PROVIDED RECORDS »
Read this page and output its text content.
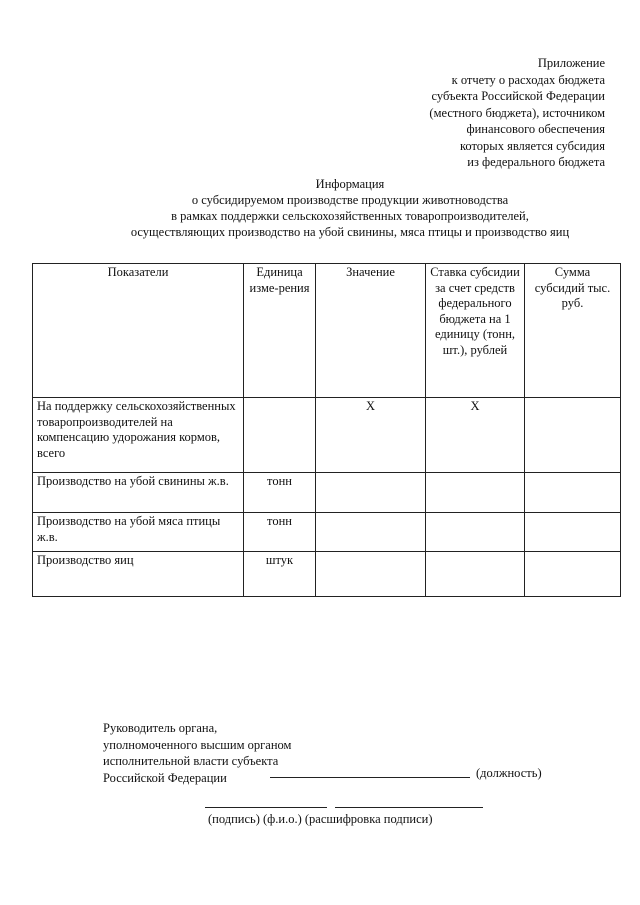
Приложение
к отчету о расходах бюджета
субъекта Российской Федерации
(местного бюджета), источником
финансового обеспечения
которых является субсидия
из федерального бюджета
Информация
о субсидируемом производстве продукции животноводства
в рамках поддержки сельскохозяйственных товаропроизводителей,
осуществляющих производство на убой свинины, мяса птицы и производство яиц
Показатели	Единица изме-рения	Значение	Ставка субсидии за счет средств федерального бюджета на 1 единицу (тонн, шт.), рублей	Сумма субсидий тыс. руб.
На поддержку сельскохозяйственных товаропроизводителей на компенсацию удорожания кормов, всего		X	X	
Производство на убой свинины ж.в.	тонн			
Производство на убой мяса птицы ж.в.	тонн			
Производство яиц	штук			
Руководитель органа,
уполномоченного высшим органом
исполнительной власти субъекта
Российской Федерации	(должность)
(подпись) (ф.и.о.) (расшифровка подписи)
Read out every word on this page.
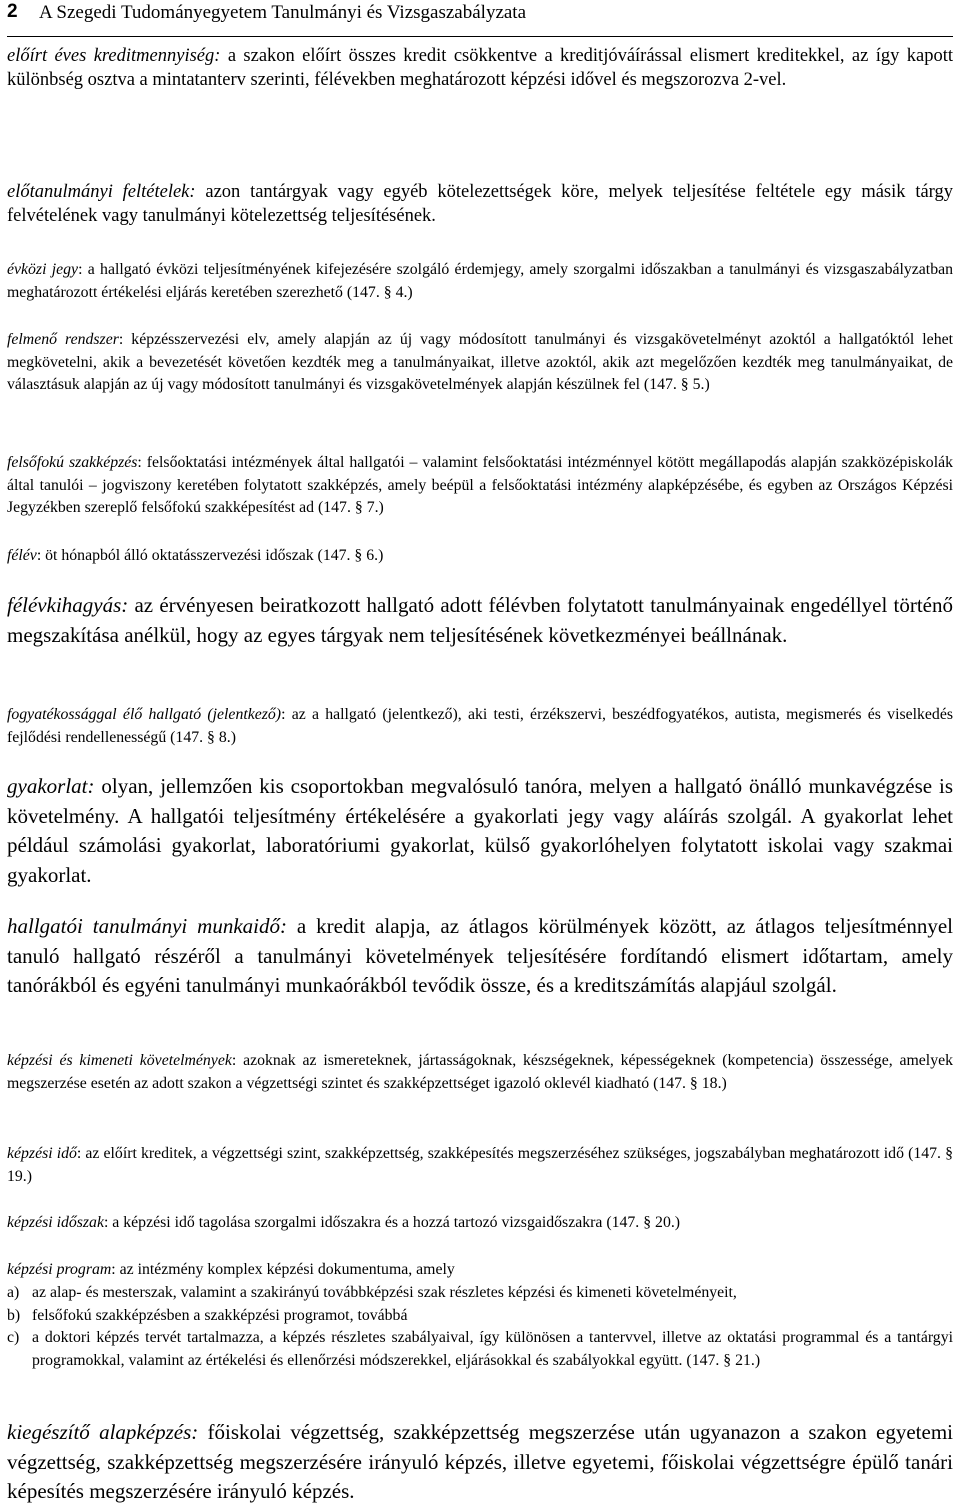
2 A Szegedi Tudományegyetem Tanulmányi és Vizsgaszabályzata
előírt éves kreditmennyiség: a szakon előírt összes kredit csökkentve a kreditjóváírással elismert kreditekkel, az így kapott különbség osztva a mintatanterv szerinti, félévekben meghatározott képzési idővel és megszorozva 2-vel.
előtanulmányi feltételek: azon tantárgyak vagy egyéb kötelezettségek köre, melyek teljesítése feltétele egy másik tárgy felvételének vagy tanulmányi kötelezettség teljesítésének.
évközi jegy: a hallgató évközi teljesítményének kifejezésére szolgáló érdemjegy, amely szorgalmi időszakban a tanulmányi és vizsgaszabályzatban meghatározott értékelési eljárás keretében szerezhető (147. § 4.)
felmenő rendszer: képzésszervezési elv, amely alapján az új vagy módosított tanulmányi és vizsgakövetelményt azoktól a hallgatóktól lehet megkövetelni, akik a bevezetését követően kezdték meg a tanulmányaikat, illetve azoktól, akik azt megelőzően kezdték meg tanulmányaikat, de választásuk alapján az új vagy módosított tanulmányi és vizsgakövetelmények alapján készülnek fel (147. § 5.)
felsőfokú szakképzés: felsőoktatási intézmények által hallgatói – valamint felsőoktatási intézménnyel kötött megállapodás alapján szakközépiskolák által tanulói – jogviszony keretében folytatott szakképzés, amely beépül a felsőoktatási intézmény alapképzésébe, és egyben az Országos Képzési Jegyzékben szereplő felsőfokú szakképesítést ad (147. § 7.)
félév: öt hónapból álló oktatásszervezési időszak (147. § 6.)
félévkihagyás: az érvényesen beiratkozott hallgató adott félévben folytatott tanulmányainak engedéllyel történő megszakítása anélkül, hogy az egyes tárgyak nem teljesítésének következményei beállnának.
fogyatékossággal élő hallgató (jelentkező): az a hallgató (jelentkező), aki testi, érzékszervi, beszédfogyatékos, autista, megismerés és viselkedés fejlődési rendellenességű (147. § 8.)
gyakorlat: olyan, jellemzően kis csoportokban megvalósuló tanóra, melyen a hallgató önálló munkavégzése is követelmény. A hallgatói teljesítmény értékelésére a gyakorlati jegy vagy aláírás szolgál. A gyakorlat lehet például számolási gyakorlat, laboratóriumi gyakorlat, külső gyakorlóhelyen folytatott iskolai vagy szakmai gyakorlat.
hallgatói tanulmányi munkaidő: a kredit alapja, az átlagos körülmények között, az átlagos teljesítménnyel tanuló hallgató részéről a tanulmányi követelmények teljesítésére fordítandó elismert időtartam, amely tanórákból és egyéni tanulmányi munkaórákból tevődik össze, és a kreditszámítás alapjául szolgál.
képzési és kimeneti követelmények: azoknak az ismereteknek, jártasságoknak, készségeknek, képességeknek (kompetencia) összessége, amelyek megszerzése esetén az adott szakon a végzettségi szintet és szakképzettséget igazoló oklevél kiadható (147. § 18.)
képzési idő: az előírt kreditek, a végzettségi szint, szakképzettség, szakképesítés megszerzéséhez szükséges, jogszabályban meghatározott idő (147. § 19.)
képzési időszak: a képzési idő tagolása szorgalmi időszakra és a hozzá tartozó vizsgaidőszakra (147. § 20.)
képzési program: az intézmény komplex képzési dokumentuma, amely
a) az alap- és mesterszak, valamint a szakirányú továbbképzési szak részletes képzési és kimeneti követelményeit,
b) felsőfokú szakképzésben a szakképzési programot, továbbá
c) a doktori képzés tervét tartalmazza, a képzés részletes szabályaival, így különösen a tantervvel, illetve az oktatási programmal és a tantárgyi programokkal, valamint az értékelési és ellenőrzési módszerekkel, eljárásokkal és szabályokkal együtt. (147. § 21.)
kiegészítő alapképzés: főiskolai végzettség, szakképzettség megszerzése után ugyanazon a szakon egyetemi végzettség, szakképzettség megszerzésére irányuló képzés, illetve egyetemi, főiskolai végzettségre épülő tanári képesítés megszerzésére irányuló képzés.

WHAT THIS TASK INVOLVES »
Copy each line that contains the word "Федерации".

ANSWER TO THIS TASK »
субъекта Российской Федерации
Российской Федерации	(должность)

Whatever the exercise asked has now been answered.